■ WHAT IS REQUIRED ■
Look through the data below. Show each line where the string "York" occurs.

■ RECORD SET ■
○ ○ ○ ○

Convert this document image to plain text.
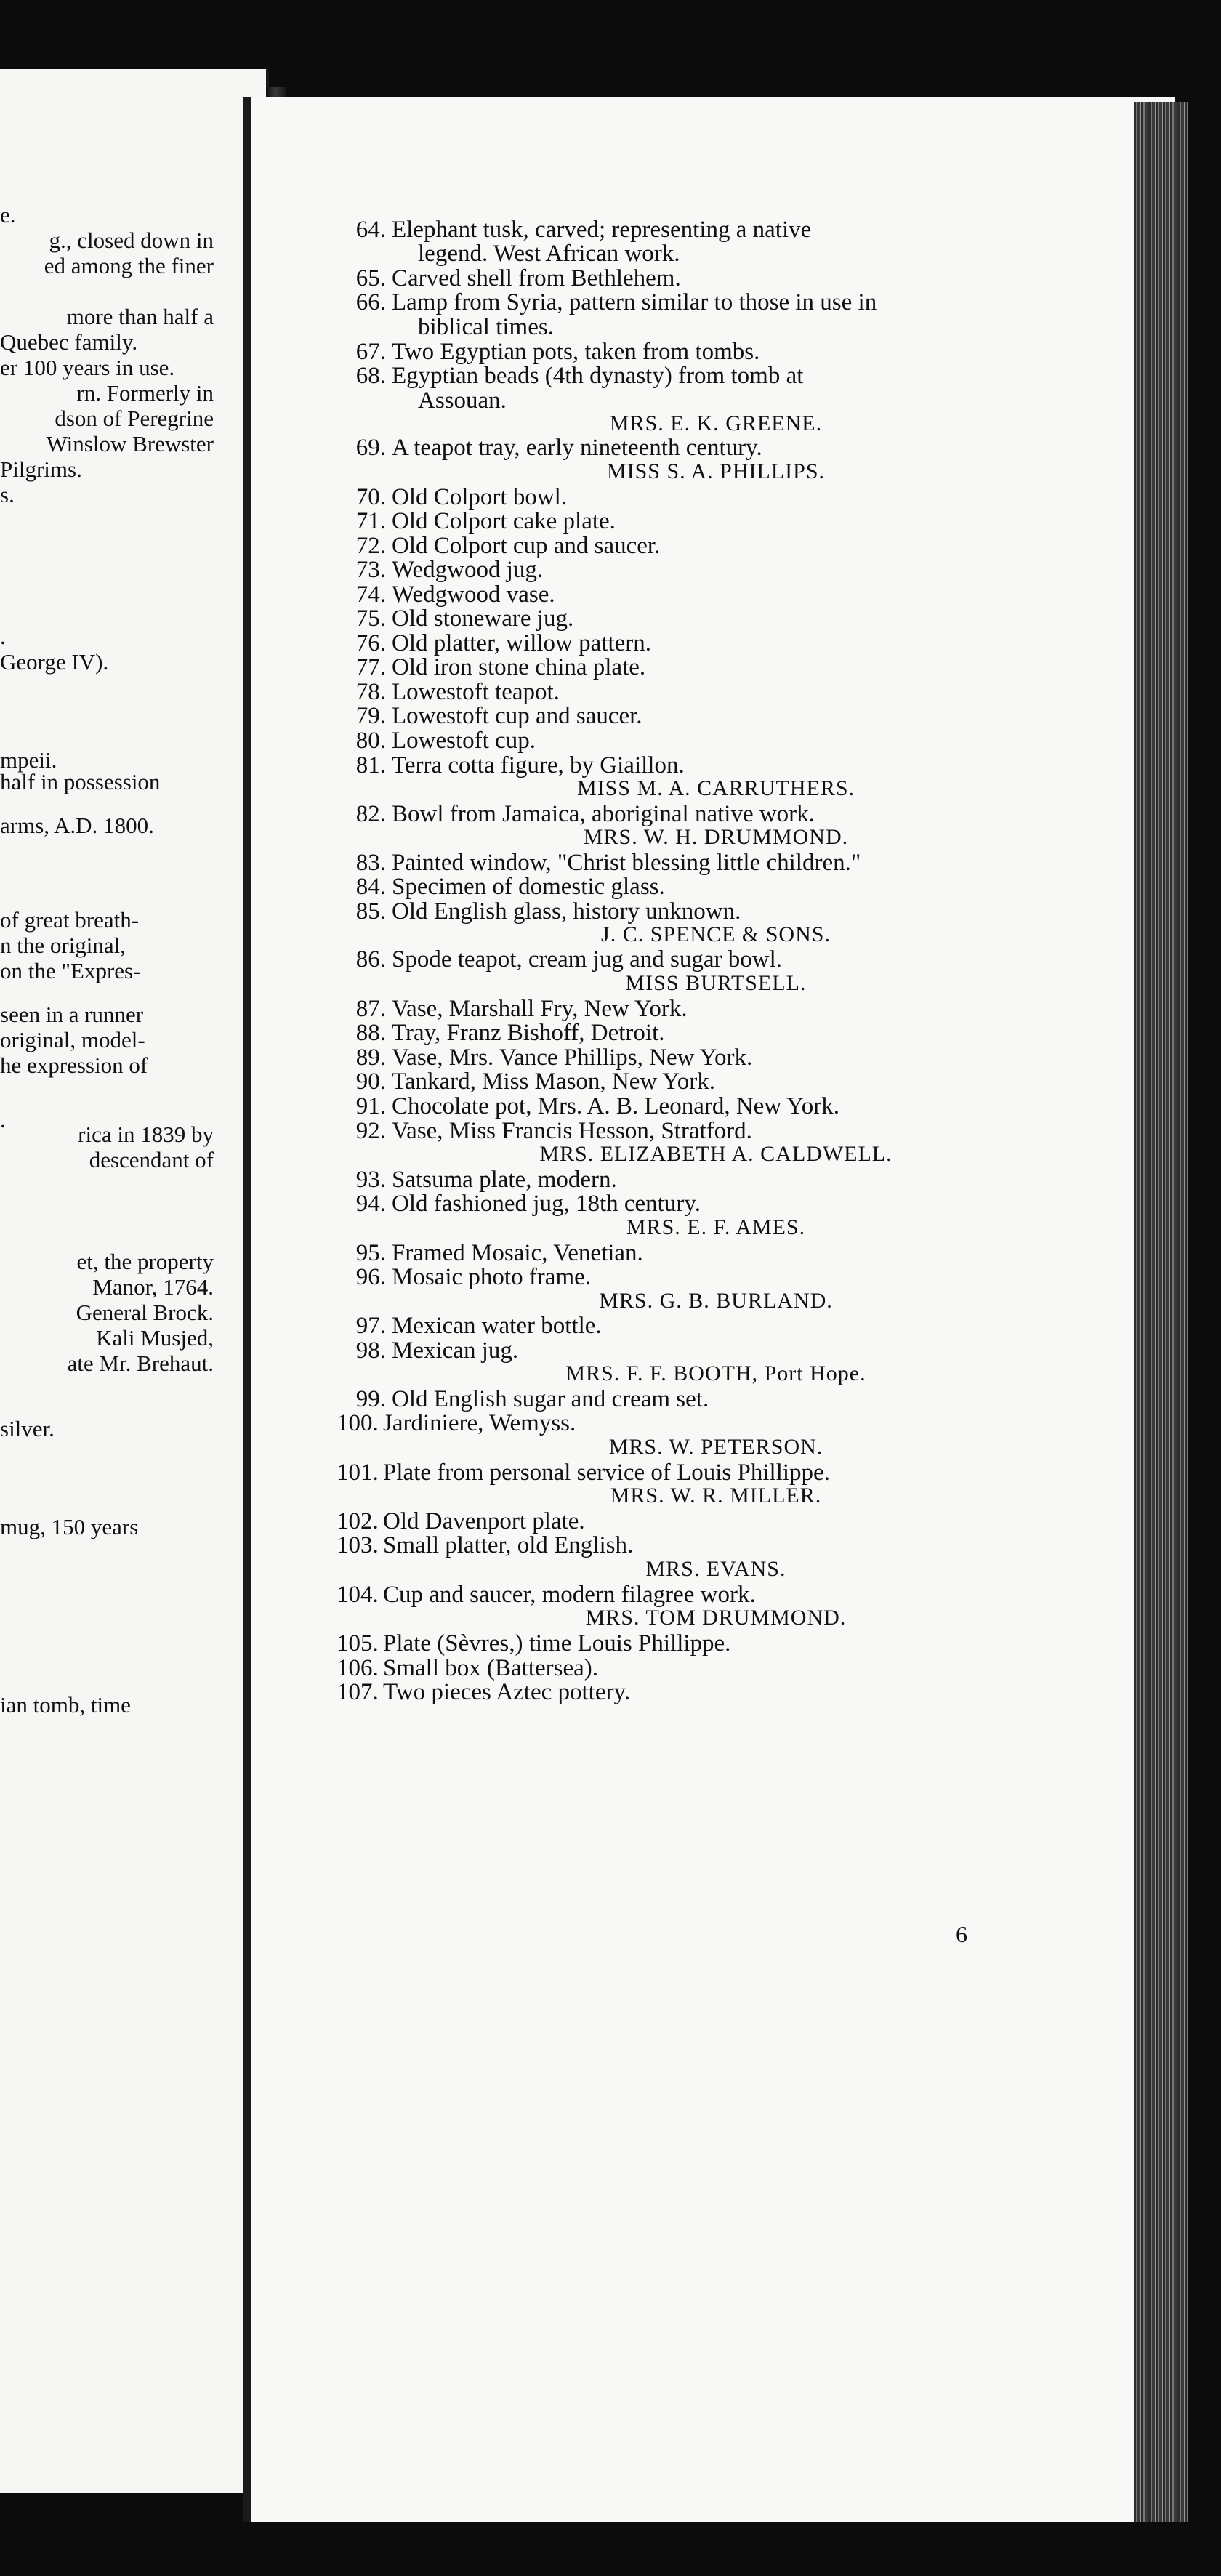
e.
g., closed down in
ed among the finer
more than half a
Quebec family.
er 100 years in use.
rn. Formerly in
dson of Peregrine
Winslow Brewster
Pilgrims.
s.
.
George IV).
mpeii.
half in possession
arms, A.D. 1800.
of great breath-
n the original,
on the "Expres-
seen in a runner
original, model-
he expression of
.
rica in 1839 by
descendant of
et, the property
Manor, 1764.
General Brock.
Kali Musjed,
ate Mr. Brehaut.
silver.
mug, 150 years
ian tomb, time
6
64. Elephant tusk, carved; representing a native
legend. West African work.
65. Carved shell from Bethlehem.
66. Lamp from Syria, pattern similar to those in use in
biblical times.
67. Two Egyptian pots, taken from tombs.
68. Egyptian beads (4th dynasty) from tomb at
Assouan.
MRS. E. K. GREENE.
69. A teapot tray, early nineteenth century.
MISS S. A. PHILLIPS.
70. Old Colport bowl.
71. Old Colport cake plate.
72. Old Colport cup and saucer.
73. Wedgwood jug.
74. Wedgwood vase.
75. Old stoneware jug.
76. Old platter, willow pattern.
77. Old iron stone china plate.
78. Lowestoft teapot.
79. Lowestoft cup and saucer.
80. Lowestoft cup.
81. Terra cotta figure, by Giaillon.
MISS M. A. CARRUTHERS.
82. Bowl from Jamaica, aboriginal native work.
MRS. W. H. DRUMMOND.
83. Painted window, "Christ blessing little children."
84. Specimen of domestic glass.
85. Old English glass, history unknown.
J. C. SPENCE & SONS.
86. Spode teapot, cream jug and sugar bowl.
MISS BURTSELL.
87. Vase, Marshall Fry, New York.
88. Tray, Franz Bishoff, Detroit.
89. Vase, Mrs. Vance Phillips, New York.
90. Tankard, Miss Mason, New York.
91. Chocolate pot, Mrs. A. B. Leonard, New York.
92. Vase, Miss Francis Hesson, Stratford.
MRS. ELIZABETH A. CALDWELL.
93. Satsuma plate, modern.
94. Old fashioned jug, 18th century.
MRS. E. F. AMES.
95. Framed Mosaic, Venetian.
96. Mosaic photo frame.
MRS. G. B. BURLAND.
97. Mexican water bottle.
98. Mexican jug.
MRS. F. F. BOOTH, Port Hope.
99. Old English sugar and cream set.
100. Jardiniere, Wemyss.
MRS. W. PETERSON.
101. Plate from personal service of Louis Phillippe.
MRS. W. R. MILLER.
102. Old Davenport plate.
103. Small platter, old English.
MRS. EVANS.
104. Cup and saucer, modern filagree work.
MRS. TOM DRUMMOND.
105. Plate (Sèvres,) time Louis Phillippe.
106. Small box (Battersea).
107. Two pieces Aztec pottery.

○ ○ ○ ○

■ EXERCISE SOLUTION ■
87. Vase, Marshall Fry, New York.
89. Vase, Mrs. Vance Phillips, New York.
90. Tankard, Miss Mason, New York.
91. Chocolate pot, Mrs. A. B. Leonard, New York.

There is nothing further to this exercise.